→ **Work to be completed**
Here are some entries; quote each one exactly.

Figure collection entries:
************

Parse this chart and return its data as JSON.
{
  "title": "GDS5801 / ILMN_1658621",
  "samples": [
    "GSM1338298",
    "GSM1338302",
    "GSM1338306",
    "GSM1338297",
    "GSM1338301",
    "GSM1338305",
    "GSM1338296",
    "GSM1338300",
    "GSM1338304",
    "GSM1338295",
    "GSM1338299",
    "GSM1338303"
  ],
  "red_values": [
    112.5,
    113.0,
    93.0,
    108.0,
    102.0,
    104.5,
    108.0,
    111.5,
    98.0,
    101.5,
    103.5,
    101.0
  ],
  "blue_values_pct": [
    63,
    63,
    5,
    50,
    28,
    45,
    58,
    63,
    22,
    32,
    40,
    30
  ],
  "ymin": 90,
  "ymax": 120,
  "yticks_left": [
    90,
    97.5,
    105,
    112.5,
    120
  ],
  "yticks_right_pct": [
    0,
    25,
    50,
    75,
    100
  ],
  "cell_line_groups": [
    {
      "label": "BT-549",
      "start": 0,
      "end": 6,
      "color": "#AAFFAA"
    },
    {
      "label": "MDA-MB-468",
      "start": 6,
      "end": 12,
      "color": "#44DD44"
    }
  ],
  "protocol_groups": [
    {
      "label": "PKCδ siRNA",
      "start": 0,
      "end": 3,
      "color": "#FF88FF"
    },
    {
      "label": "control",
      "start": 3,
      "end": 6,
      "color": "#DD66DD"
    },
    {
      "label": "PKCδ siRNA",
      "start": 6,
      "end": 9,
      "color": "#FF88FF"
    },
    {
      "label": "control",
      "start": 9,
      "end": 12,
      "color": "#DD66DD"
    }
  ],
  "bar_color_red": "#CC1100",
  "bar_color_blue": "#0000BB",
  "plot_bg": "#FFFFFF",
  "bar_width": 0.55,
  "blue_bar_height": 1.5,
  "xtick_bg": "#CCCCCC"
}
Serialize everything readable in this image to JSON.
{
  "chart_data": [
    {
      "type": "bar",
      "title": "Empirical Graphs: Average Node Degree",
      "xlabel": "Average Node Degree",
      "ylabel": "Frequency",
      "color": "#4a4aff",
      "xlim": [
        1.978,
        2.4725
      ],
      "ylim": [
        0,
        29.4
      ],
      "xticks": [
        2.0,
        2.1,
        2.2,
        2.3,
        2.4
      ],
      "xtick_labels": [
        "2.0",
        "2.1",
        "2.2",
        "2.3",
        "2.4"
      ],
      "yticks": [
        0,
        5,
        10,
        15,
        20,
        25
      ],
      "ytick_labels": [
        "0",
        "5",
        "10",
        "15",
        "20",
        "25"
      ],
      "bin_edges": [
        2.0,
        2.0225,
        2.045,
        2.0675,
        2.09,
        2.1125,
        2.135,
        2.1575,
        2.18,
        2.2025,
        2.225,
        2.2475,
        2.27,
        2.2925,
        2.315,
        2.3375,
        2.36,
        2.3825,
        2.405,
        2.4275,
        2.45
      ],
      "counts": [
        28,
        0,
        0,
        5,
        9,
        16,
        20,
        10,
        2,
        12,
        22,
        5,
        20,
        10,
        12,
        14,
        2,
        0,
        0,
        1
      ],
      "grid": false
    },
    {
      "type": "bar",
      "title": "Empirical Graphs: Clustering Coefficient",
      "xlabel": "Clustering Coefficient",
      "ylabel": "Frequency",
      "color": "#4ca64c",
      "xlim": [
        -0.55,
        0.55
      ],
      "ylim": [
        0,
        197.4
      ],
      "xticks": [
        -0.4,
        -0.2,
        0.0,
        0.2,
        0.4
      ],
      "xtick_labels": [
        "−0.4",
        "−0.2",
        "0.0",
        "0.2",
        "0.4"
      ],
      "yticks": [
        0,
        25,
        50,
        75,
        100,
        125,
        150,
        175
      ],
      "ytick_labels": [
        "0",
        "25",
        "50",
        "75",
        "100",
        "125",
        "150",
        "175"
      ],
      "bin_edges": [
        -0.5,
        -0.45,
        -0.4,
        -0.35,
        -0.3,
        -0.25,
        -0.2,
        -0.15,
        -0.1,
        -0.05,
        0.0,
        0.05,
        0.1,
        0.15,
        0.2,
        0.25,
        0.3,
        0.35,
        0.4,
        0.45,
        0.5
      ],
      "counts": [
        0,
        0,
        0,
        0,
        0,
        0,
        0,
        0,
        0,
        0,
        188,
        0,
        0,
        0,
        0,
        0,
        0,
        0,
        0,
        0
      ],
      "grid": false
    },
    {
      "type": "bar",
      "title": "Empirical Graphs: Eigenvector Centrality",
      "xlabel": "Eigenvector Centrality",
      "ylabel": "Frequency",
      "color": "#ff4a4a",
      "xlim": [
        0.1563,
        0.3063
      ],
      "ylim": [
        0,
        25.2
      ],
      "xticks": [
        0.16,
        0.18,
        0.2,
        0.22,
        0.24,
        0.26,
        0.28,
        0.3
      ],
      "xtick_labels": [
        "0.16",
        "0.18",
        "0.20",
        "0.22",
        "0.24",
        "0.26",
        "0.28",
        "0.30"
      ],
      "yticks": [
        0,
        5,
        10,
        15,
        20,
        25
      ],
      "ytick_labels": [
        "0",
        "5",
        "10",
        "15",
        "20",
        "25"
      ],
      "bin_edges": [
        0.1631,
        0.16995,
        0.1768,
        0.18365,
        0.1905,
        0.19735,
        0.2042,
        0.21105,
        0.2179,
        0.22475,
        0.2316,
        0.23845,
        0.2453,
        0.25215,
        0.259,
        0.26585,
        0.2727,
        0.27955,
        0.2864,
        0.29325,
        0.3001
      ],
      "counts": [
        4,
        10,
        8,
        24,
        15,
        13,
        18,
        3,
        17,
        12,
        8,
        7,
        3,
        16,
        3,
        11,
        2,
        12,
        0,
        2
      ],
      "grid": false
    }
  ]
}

************

→ **Completed exercise**
Parse this chart and return its data as JSON.
{
  "title": "GDS5801 / ILMN_1658621",
  "samples": [
    "GSM1338298",
    "GSM1338302",
    "GSM1338306",
    "GSM1338297",
    "GSM1338301",
    "GSM1338305",
    "GSM1338296",
    "GSM1338300",
    "GSM1338304",
    "GSM1338295",
    "GSM1338299",
    "GSM1338303"
  ],
  "red_values": [
    112.5,
    113.0,
    93.0,
    108.0,
    102.0,
    104.5,
    108.0,
    111.5,
    98.0,
    101.5,
    103.5,
    101.0
  ],
  "blue_values_pct": [
    63,
    63,
    5,
    50,
    28,
    45,
    58,
    63,
    22,
    32,
    40,
    30
  ],
  "ymin": 90,
  "ymax": 120,
  "yticks_left": [
    90,
    97.5,
    105,
    112.5,
    120
  ],
  "yticks_right_pct": [
    0,
    25,
    50,
    75,
    100
  ],
  "cell_line_groups": [
    {
      "label": "BT-549",
      "start": 0,
      "end": 6,
      "color": "#AAFFAA"
    },
    {
      "label": "MDA-MB-468",
      "start": 6,
      "end": 12,
      "color": "#44DD44"
    }
  ],
  "protocol_groups": [
    {
      "label": "PKCδ siRNA",
      "start": 0,
      "end": 3,
      "color": "#FF88FF"
    },
    {
      "label": "control",
      "start": 3,
      "end": 6,
      "color": "#DD66DD"
    },
    {
      "label": "PKCδ siRNA",
      "start": 6,
      "end": 9,
      "color": "#FF88FF"
    },
    {
      "label": "control",
      "start": 9,
      "end": 12,
      "color": "#DD66DD"
    }
  ],
  "bar_color_red": "#CC1100",
  "bar_color_blue": "#0000BB",
  "plot_bg": "#FFFFFF",
  "bar_width": 0.55,
  "blue_bar_height": 1.5,
  "xtick_bg": "#CCCCCC"
}
Serialize everything readable in this image to JSON.
{
  "chart_data": [
    {
      "type": "bar",
      "title": "Empirical Graphs: Average Node Degree",
      "xlabel": "Average Node Degree",
      "ylabel": "Frequency",
      "color": "#4a4aff",
      "xlim": [
        1.978,
        2.4725
      ],
      "ylim": [
        0,
        29.4
      ],
      "xticks": [
        2.0,
        2.1,
        2.2,
        2.3,
        2.4
      ],
      "xtick_labels": [
        "2.0",
        "2.1",
        "2.2",
        "2.3",
        "2.4"
      ],
      "yticks": [
        0,
        5,
        10,
        15,
        20,
        25
      ],
      "ytick_labels": [
        "0",
        "5",
        "10",
        "15",
        "20",
        "25"
      ],
      "bin_edges": [
        2.0,
        2.0225,
        2.045,
        2.0675,
        2.09,
        2.1125,
        2.135,
        2.1575,
        2.18,
        2.2025,
        2.225,
        2.2475,
        2.27,
        2.2925,
        2.315,
        2.3375,
        2.36,
        2.3825,
        2.405,
        2.4275,
        2.45
      ],
      "counts": [
        28,
        0,
        0,
        5,
        9,
        16,
        20,
        10,
        2,
        12,
        22,
        5,
        20,
        10,
        12,
        14,
        2,
        0,
        0,
        1
      ],
      "grid": false
    },
    {
      "type": "bar",
      "title": "Empirical Graphs: Clustering Coefficient",
      "xlabel": "Clustering Coefficient",
      "ylabel": "Frequency",
      "color": "#4ca64c",
      "xlim": [
        -0.55,
        0.55
      ],
      "ylim": [
        0,
        197.4
      ],
      "xticks": [
        -0.4,
        -0.2,
        0.0,
        0.2,
        0.4
      ],
      "xtick_labels": [
        "−0.4",
        "−0.2",
        "0.0",
        "0.2",
        "0.4"
      ],
      "yticks": [
        0,
        25,
        50,
        75,
        100,
        125,
        150,
        175
      ],
      "ytick_labels": [
        "0",
        "25",
        "50",
        "75",
        "100",
        "125",
        "150",
        "175"
      ],
      "bin_edges": [
        -0.5,
        -0.45,
        -0.4,
        -0.35,
        -0.3,
        -0.25,
        -0.2,
        -0.15,
        -0.1,
        -0.05,
        0.0,
        0.05,
        0.1,
        0.15,
        0.2,
        0.25,
        0.3,
        0.35,
        0.4,
        0.45,
        0.5
      ],
      "counts": [
        0,
        0,
        0,
        0,
        0,
        0,
        0,
        0,
        0,
        0,
        188,
        0,
        0,
        0,
        0,
        0,
        0,
        0,
        0,
        0
      ],
      "grid": false
    },
    {
      "type": "bar",
      "title": "Empirical Graphs: Eigenvector Centrality",
      "xlabel": "Eigenvector Centrality",
      "ylabel": "Frequency",
      "color": "#ff4a4a",
      "xlim": [
        0.1563,
        0.3063
      ],
      "ylim": [
        0,
        25.2
      ],
      "xticks": [
        0.16,
        0.18,
        0.2,
        0.22,
        0.24,
        0.26,
        0.28,
        0.3
      ],
      "xtick_labels": [
        "0.16",
        "0.18",
        "0.20",
        "0.22",
        "0.24",
        "0.26",
        "0.28",
        "0.30"
      ],
      "yticks": [
        0,
        5,
        10,
        15,
        20,
        25
      ],
      "ytick_labels": [
        "0",
        "5",
        "10",
        "15",
        "20",
        "25"
      ],
      "bin_edges": [
        0.1631,
        0.16995,
        0.1768,
        0.18365,
        0.1905,
        0.19735,
        0.2042,
        0.21105,
        0.2179,
        0.22475,
        0.2316,
        0.23845,
        0.2453,
        0.25215,
        0.259,
        0.26585,
        0.2727,
        0.27955,
        0.2864,
        0.29325,
        0.3001
      ],
      "counts": [
        4,
        10,
        8,
        24,
        15,
        13,
        18,
        3,
        17,
        12,
        8,
        7,
        3,
        16,
        3,
        11,
        2,
        12,
        0,
        2
      ],
      "grid": false
    }
  ]
}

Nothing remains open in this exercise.